▶ [Written problem]:
Leave out any pictures and transcribe all other data below exactly.

[Begin Record set]

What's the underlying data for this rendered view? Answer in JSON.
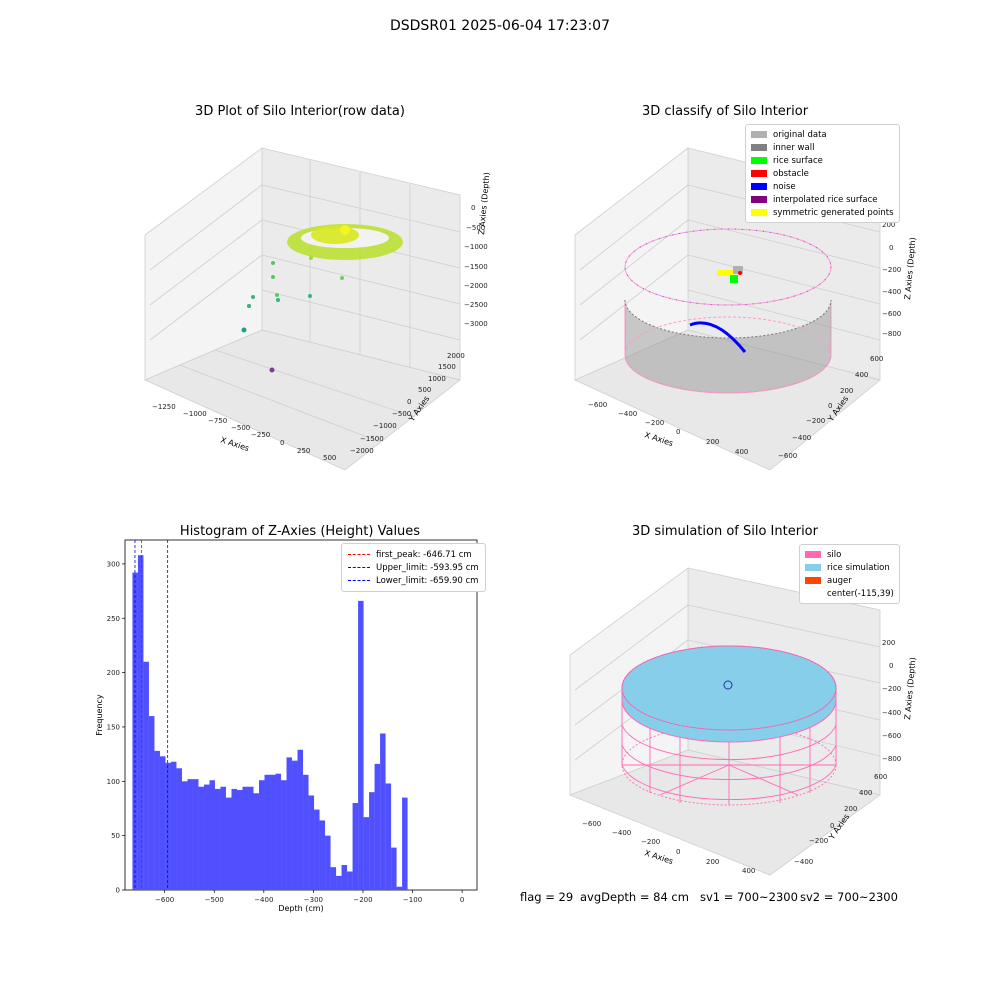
{
  "suptitle": "DSDSR01 2025-06-04 17:23:07",
  "panels": {
    "raw": {
      "title": "3D Plot of Silo Interior(row data)",
      "xlabel": "X Axies",
      "ylabel": "Y Axies",
      "zlabel": "Z Axies (Depth)",
      "xticks": [
        "−1250",
        "−1000",
        "−750",
        "−500",
        "−250",
        "0",
        "250",
        "500"
      ],
      "yticks": [
        "2000",
        "1500",
        "1000",
        "500",
        "0",
        "−500",
        "−1000",
        "−1500",
        "−2000"
      ],
      "zticks": [
        "0",
        "−500",
        "−1000",
        "−1500",
        "−2000",
        "−2500",
        "−3000"
      ]
    },
    "classify": {
      "title": "3D classify of Silo Interior",
      "xlabel": "X Axies",
      "ylabel": "Y Axies",
      "zlabel": "Z Axies (Depth)",
      "xticks": [
        "−600",
        "−400",
        "−200",
        "0",
        "200",
        "400"
      ],
      "yticks": [
        "600",
        "400",
        "200",
        "0",
        "−200",
        "−400",
        "−600"
      ],
      "zticks": [
        "200",
        "0",
        "−200",
        "−400",
        "−600",
        "−800"
      ],
      "legend": [
        {
          "label": "original data",
          "color": "#b0b0b0"
        },
        {
          "label": "inner wall",
          "color": "#808080"
        },
        {
          "label": "rice surface",
          "color": "#00ff00"
        },
        {
          "label": "obstacle",
          "color": "#ff0000"
        },
        {
          "label": "noise",
          "color": "#0000ff"
        },
        {
          "label": "interpolated rice surface",
          "color": "#800080"
        },
        {
          "label": "symmetric generated points",
          "color": "#ffff00"
        }
      ]
    },
    "histogram": {
      "title": "Histogram of Z-Axies (Height) Values",
      "legend": [
        {
          "label": "first_peak: -646.71 cm",
          "color": "#ff0000"
        },
        {
          "label": "Upper_limit: -593.95 cm",
          "color": "#0000ff"
        },
        {
          "label": "Lower_limit: -659.90 cm",
          "color": "#0000ff"
        }
      ]
    },
    "simulation": {
      "title": "3D simulation of Silo Interior",
      "xlabel": "X Axies",
      "ylabel": "Y Axies",
      "zlabel": "Z Axies (Depth)",
      "xticks": [
        "−600",
        "−400",
        "−200",
        "0",
        "200",
        "400"
      ],
      "yticks": [
        "600",
        "400",
        "200",
        "0",
        "−200",
        "−400"
      ],
      "zticks": [
        "200",
        "0",
        "−200",
        "−400",
        "−600",
        "−800"
      ],
      "legend": [
        {
          "label": "silo",
          "color": "#ff69b4"
        },
        {
          "label": "rice simulation",
          "color": "#87ceeb"
        },
        {
          "label": "auger",
          "color": "#ff4500"
        },
        {
          "label": "center(-115,39)",
          "color": ""
        }
      ]
    }
  },
  "footer": {
    "flag": "flag = 29",
    "avg": "avgDepth = 84 cm",
    "sv1": "sv1 = 700~2300",
    "sv2": "sv2 = 700~2300"
  },
  "chart_data": {
    "type": "bar",
    "title": "Histogram of Z-Axies (Height) Values",
    "xlabel": "Depth (cm)",
    "ylabel": "Frequency",
    "xlim": [
      -680,
      30
    ],
    "ylim": [
      0,
      322
    ],
    "xticks": [
      -600,
      -500,
      -400,
      -300,
      -200,
      -100,
      0
    ],
    "yticks": [
      0,
      50,
      100,
      150,
      200,
      250,
      300
    ],
    "bin_start": -665,
    "bin_width": 11.1,
    "values": [
      292,
      308,
      210,
      160,
      128,
      123,
      117,
      118,
      112,
      100,
      102,
      102,
      95,
      97,
      101,
      93,
      95,
      85,
      93,
      92,
      95,
      95,
      89,
      101,
      106,
      106,
      107,
      101,
      122,
      119,
      129,
      106,
      87,
      74,
      64,
      50,
      21,
      13,
      23,
      17,
      80,
      266,
      67,
      90,
      116,
      144,
      98,
      39,
      3,
      85
    ],
    "bar_color": "#5050ff",
    "vlines": [
      {
        "name": "first_peak",
        "x": -646.71,
        "color": "#ff0000"
      },
      {
        "name": "Upper_limit",
        "x": -593.95,
        "color": "#0000ff"
      },
      {
        "name": "Lower_limit",
        "x": -659.9,
        "color": "#0000ff"
      }
    ]
  }
}
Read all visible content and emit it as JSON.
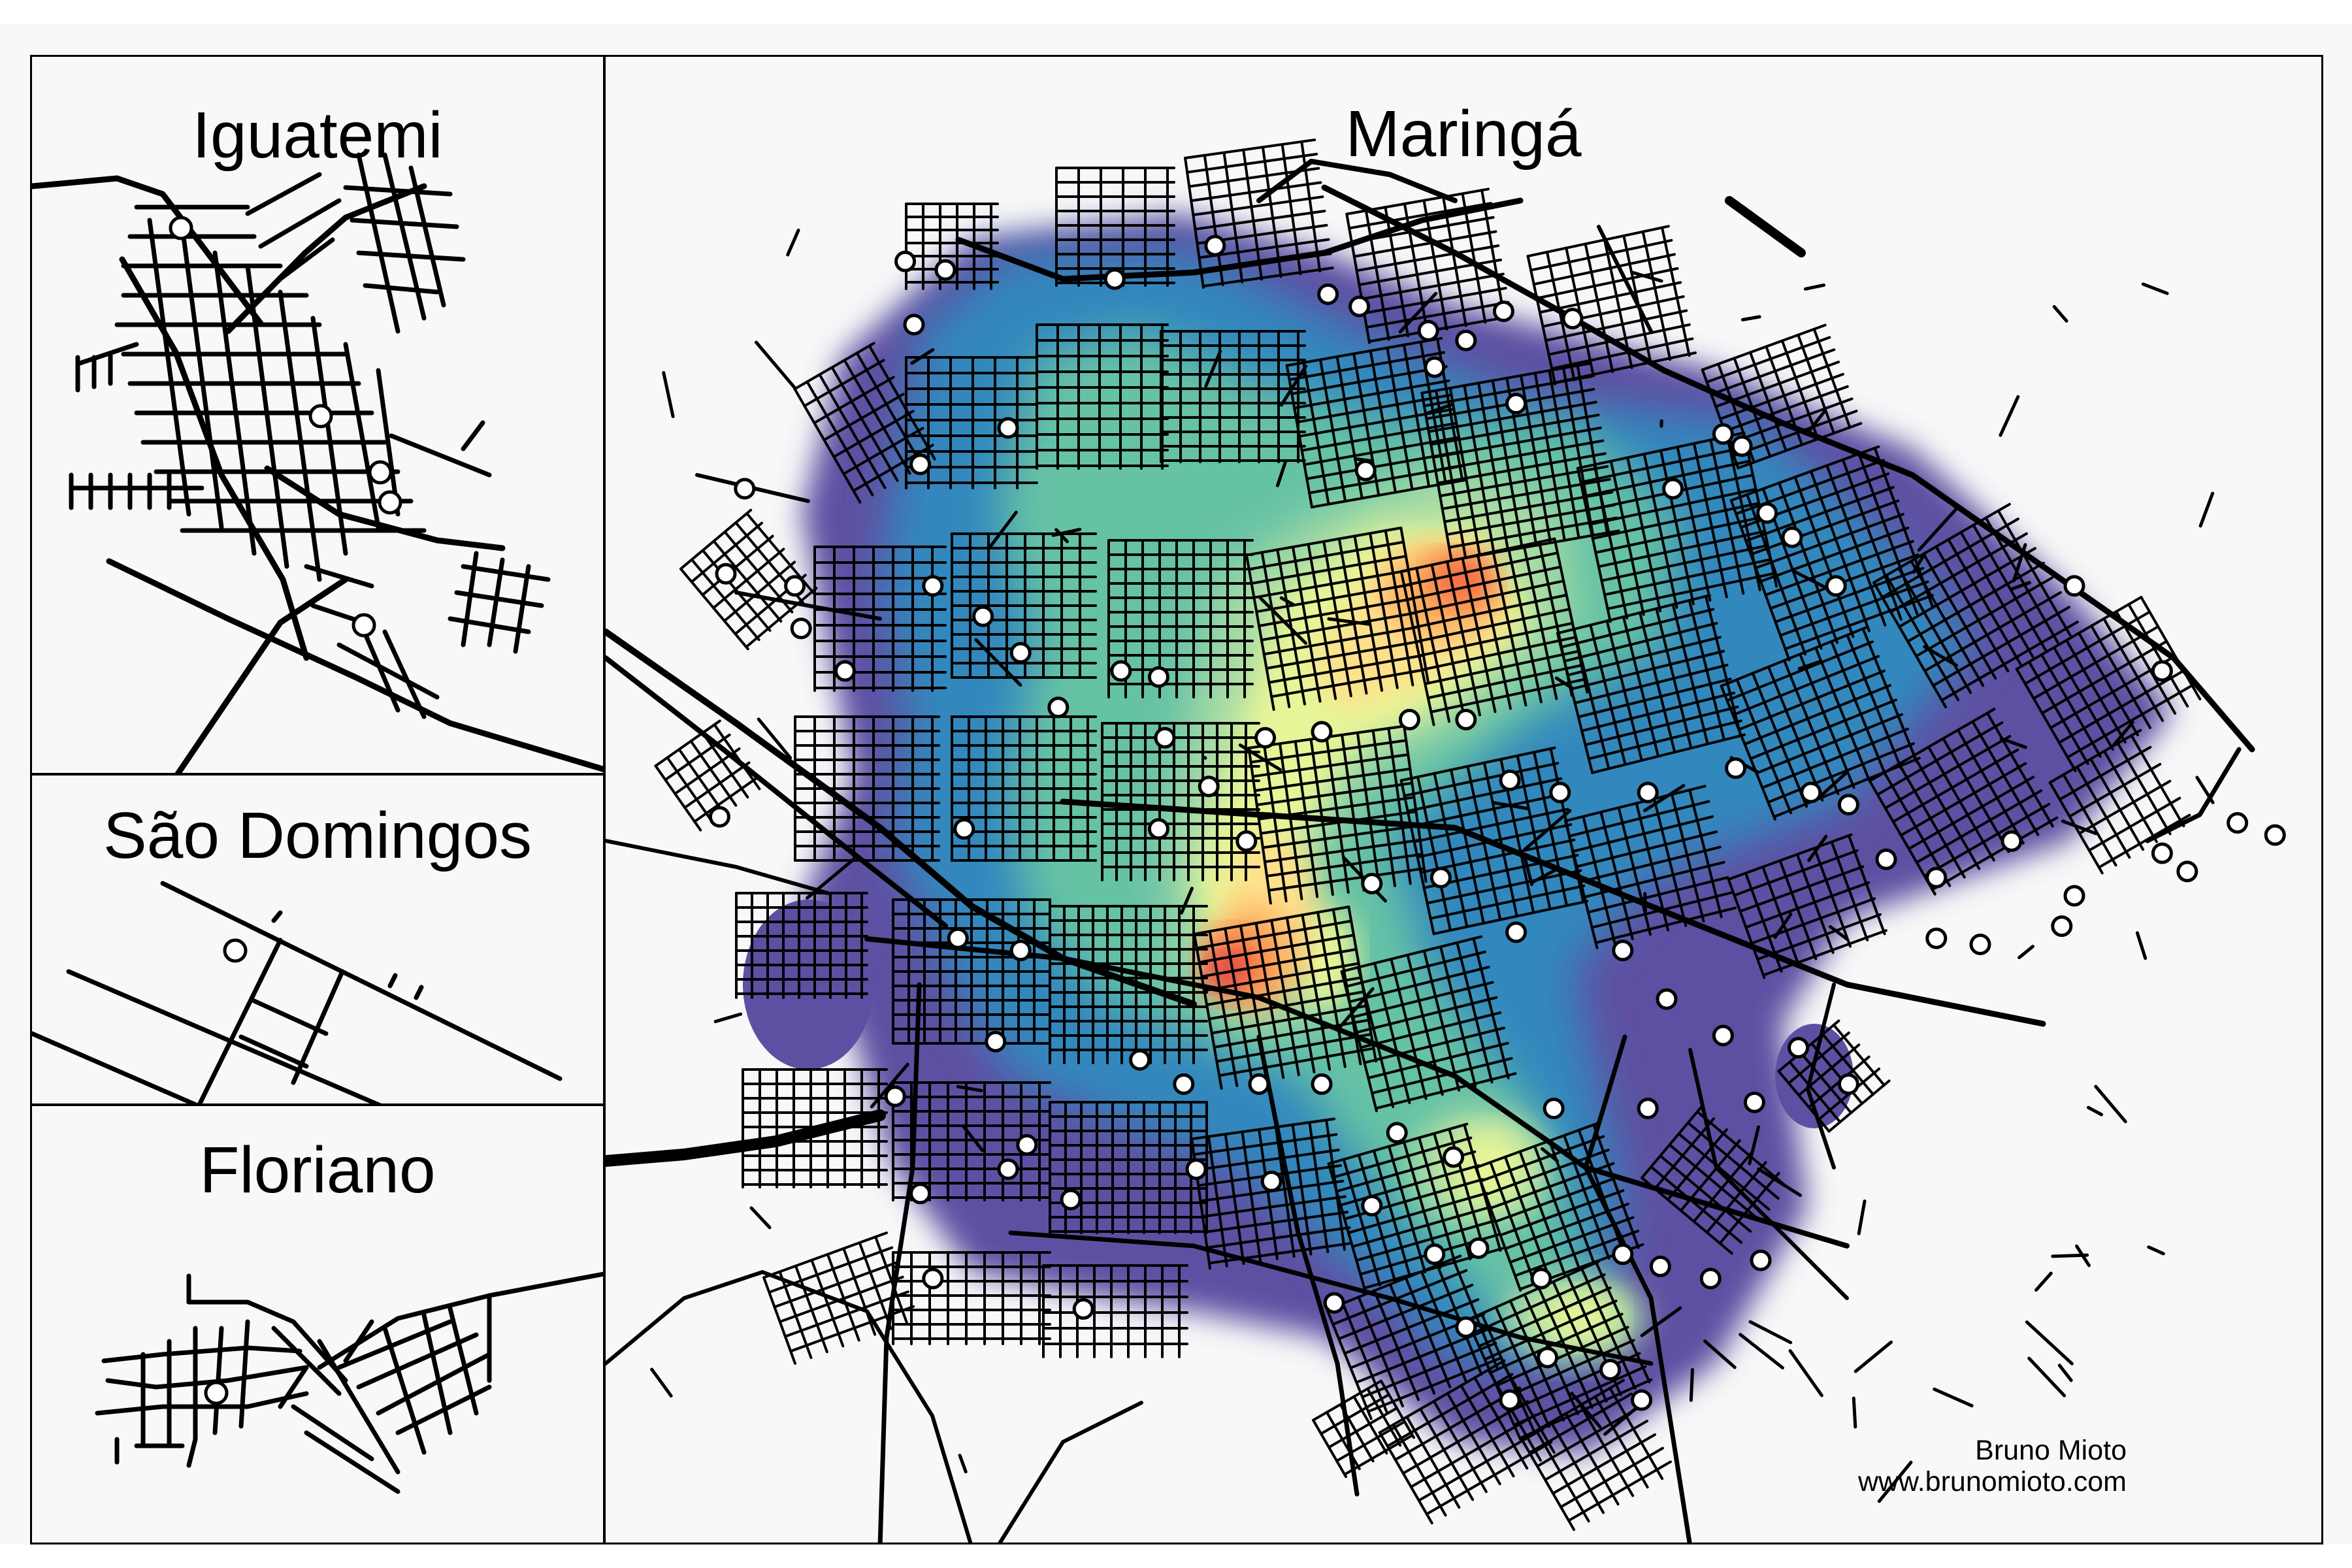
{
  "panels": {
    "iguatemi": {
      "title": "Iguatemi"
    },
    "sao_domingos": {
      "title": "São Domingos"
    },
    "floriano": {
      "title": "Floriano"
    },
    "maringa": {
      "title": "Maringá"
    }
  },
  "credit": {
    "author": "Bruno Mioto",
    "website": "www.brunomioto.com"
  },
  "map_style": {
    "road_color": "#000000",
    "marker_fill": "#ffffff",
    "marker_stroke": "#000000",
    "density_scale": "spectral",
    "density_colors": [
      "#5e4fa2",
      "#3288bd",
      "#66c2a5",
      "#abdda4",
      "#e6f598",
      "#fee08b",
      "#fdae61",
      "#f46d43",
      "#d53e4f"
    ]
  }
}
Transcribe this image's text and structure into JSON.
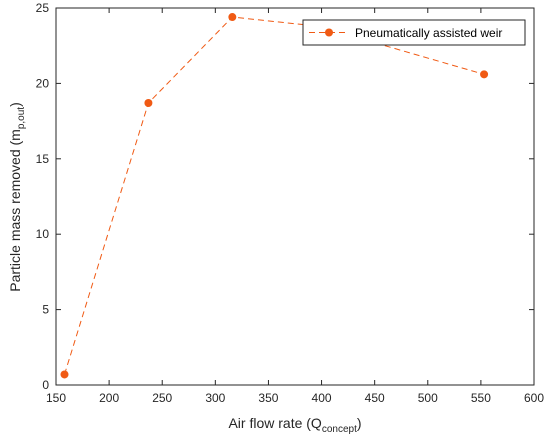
{
  "chart_data": {
    "type": "line",
    "xlabel": {
      "main": "Air flow rate (Q",
      "sub": "concept",
      "end": ")"
    },
    "ylabel": {
      "main": "Particle mass removed (m",
      "sub": "p,out",
      "end": ")"
    },
    "xlim": [
      150,
      600
    ],
    "ylim": [
      0,
      25
    ],
    "xticks": [
      150,
      200,
      250,
      300,
      350,
      400,
      450,
      500,
      550,
      600
    ],
    "yticks": [
      0,
      5,
      10,
      15,
      20,
      25
    ],
    "grid": false,
    "legend_position": "top-right",
    "series": [
      {
        "name": "Pneumatically assisted weir",
        "color": "#F05A14",
        "line_style": "dashed",
        "marker": "circle",
        "x": [
          158,
          237,
          316,
          396,
          553
        ],
        "y": [
          0.7,
          18.7,
          24.4,
          23.8,
          20.6
        ]
      }
    ]
  }
}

[End Record set]

▶ [Answer to the problem]:
What's the underlying data for this rendered view? Answer in JSON.
{
  "suptitle": "DSDSR01 2025-06-04 17:23:07",
  "panels": {
    "raw": {
      "title": "3D Plot of Silo Interior(row data)",
      "xlabel": "X Axies",
      "ylabel": "Y Axies",
      "zlabel": "Z Axies (Depth)",
      "xticks": [
        "−1250",
        "−1000",
        "−750",
        "−500",
        "−250",
        "0",
        "250",
        "500"
      ],
      "yticks": [
        "2000",
        "1500",
        "1000",
        "500",
        "0",
        "−500",
        "−1000",
        "−1500",
        "−2000"
      ],
      "zticks": [
        "0",
        "−500",
        "−1000",
        "−1500",
        "−2000",
        "−2500",
        "−3000"
      ]
    },
    "classify": {
      "title": "3D classify of Silo Interior",
      "xlabel": "X Axies",
      "ylabel": "Y Axies",
      "zlabel": "Z Axies (Depth)",
      "xticks": [
        "−600",
        "−400",
        "−200",
        "0",
        "200",
        "400"
      ],
      "yticks": [
        "600",
        "400",
        "200",
        "0",
        "−200",
        "−400",
        "−600"
      ],
      "zticks": [
        "200",
        "0",
        "−200",
        "−400",
        "−600",
        "−800"
      ],
      "legend": [
        {
          "label": "original data",
          "color": "#b0b0b0"
        },
        {
          "label": "inner wall",
          "color": "#808080"
        },
        {
          "label": "rice surface",
          "color": "#00ff00"
        },
        {
          "label": "obstacle",
          "color": "#ff0000"
        },
        {
          "label": "noise",
          "color": "#0000ff"
        },
        {
          "label": "interpolated rice surface",
          "color": "#800080"
        },
        {
          "label": "symmetric generated points",
          "color": "#ffff00"
        }
      ]
    },
    "histogram": {
      "title": "Histogram of Z-Axies (Height) Values",
      "legend": [
        {
          "label": "first_peak: -646.71 cm",
          "color": "#ff0000"
        },
        {
          "label": "Upper_limit: -593.95 cm",
          "color": "#0000ff"
        },
        {
          "label": "Lower_limit: -659.90 cm",
          "color": "#0000ff"
        }
      ]
    },
    "simulation": {
      "title": "3D simulation of Silo Interior",
      "xlabel": "X Axies",
      "ylabel": "Y Axies",
      "zlabel": "Z Axies (Depth)",
      "xticks": [
        "−600",
        "−400",
        "−200",
        "0",
        "200",
        "400"
      ],
      "yticks": [
        "600",
        "400",
        "200",
        "0",
        "−200",
        "−400"
      ],
      "zticks": [
        "200",
        "0",
        "−200",
        "−400",
        "−600",
        "−800"
      ],
      "legend": [
        {
          "label": "silo",
          "color": "#ff69b4"
        },
        {
          "label": "rice simulation",
          "color": "#87ceeb"
        },
        {
          "label": "auger",
          "color": "#ff4500"
        },
        {
          "label": "center(-115,39)",
          "color": ""
        }
      ]
    }
  },
  "footer": {
    "flag": "flag = 29",
    "avg": "avgDepth = 84 cm",
    "sv1": "sv1 = 700~2300",
    "sv2": "sv2 = 700~2300"
  },
  "chart_data": {
    "type": "bar",
    "title": "Histogram of Z-Axies (Height) Values",
    "xlabel": "Depth (cm)",
    "ylabel": "Frequency",
    "xlim": [
      -680,
      30
    ],
    "ylim": [
      0,
      322
    ],
    "xticks": [
      -600,
      -500,
      -400,
      -300,
      -200,
      -100,
      0
    ],
    "yticks": [
      0,
      50,
      100,
      150,
      200,
      250,
      300
    ],
    "bin_start": -665,
    "bin_width": 11.1,
    "values": [
      292,
      308,
      210,
      160,
      128,
      123,
      117,
      118,
      112,
      100,
      102,
      102,
      95,
      97,
      101,
      93,
      95,
      85,
      93,
      92,
      95,
      95,
      89,
      101,
      106,
      106,
      107,
      101,
      122,
      119,
      129,
      106,
      87,
      74,
      64,
      50,
      21,
      13,
      23,
      17,
      80,
      266,
      67,
      90,
      116,
      144,
      98,
      39,
      3,
      85
    ],
    "bar_color": "#5050ff",
    "vlines": [
      {
        "name": "first_peak",
        "x": -646.71,
        "color": "#ff0000"
      },
      {
        "name": "Upper_limit",
        "x": -593.95,
        "color": "#0000ff"
      },
      {
        "name": "Lower_limit",
        "x": -659.9,
        "color": "#0000ff"
      }
    ]
  }
}
Read all visible content and emit it as JSON.
{
  "panels": {
    "iguatemi": {
      "title": "Iguatemi"
    },
    "sao_domingos": {
      "title": "São Domingos"
    },
    "floriano": {
      "title": "Floriano"
    },
    "maringa": {
      "title": "Maringá"
    }
  },
  "credit": {
    "author": "Bruno Mioto",
    "website": "www.brunomioto.com"
  },
  "map_style": {
    "road_color": "#000000",
    "marker_fill": "#ffffff",
    "marker_stroke": "#000000",
    "density_scale": "spectral",
    "density_colors": [
      "#5e4fa2",
      "#3288bd",
      "#66c2a5",
      "#abdda4",
      "#e6f598",
      "#fee08b",
      "#fdae61",
      "#f46d43",
      "#d53e4f"
    ]
  }
}
Transcribe this image's text and structure into JSON.
{
  "chart_data": {
    "type": "line",
    "xlabel": {
      "main": "Air flow rate (Q",
      "sub": "concept",
      "end": ")"
    },
    "ylabel": {
      "main": "Particle mass removed (m",
      "sub": "p,out",
      "end": ")"
    },
    "xlim": [
      150,
      600
    ],
    "ylim": [
      0,
      25
    ],
    "xticks": [
      150,
      200,
      250,
      300,
      350,
      400,
      450,
      500,
      550,
      600
    ],
    "yticks": [
      0,
      5,
      10,
      15,
      20,
      25
    ],
    "grid": false,
    "legend_position": "top-right",
    "series": [
      {
        "name": "Pneumatically assisted weir",
        "color": "#F05A14",
        "line_style": "dashed",
        "marker": "circle",
        "x": [
          158,
          237,
          316,
          396,
          553
        ],
        "y": [
          0.7,
          18.7,
          24.4,
          23.8,
          20.6
        ]
      }
    ]
  }
}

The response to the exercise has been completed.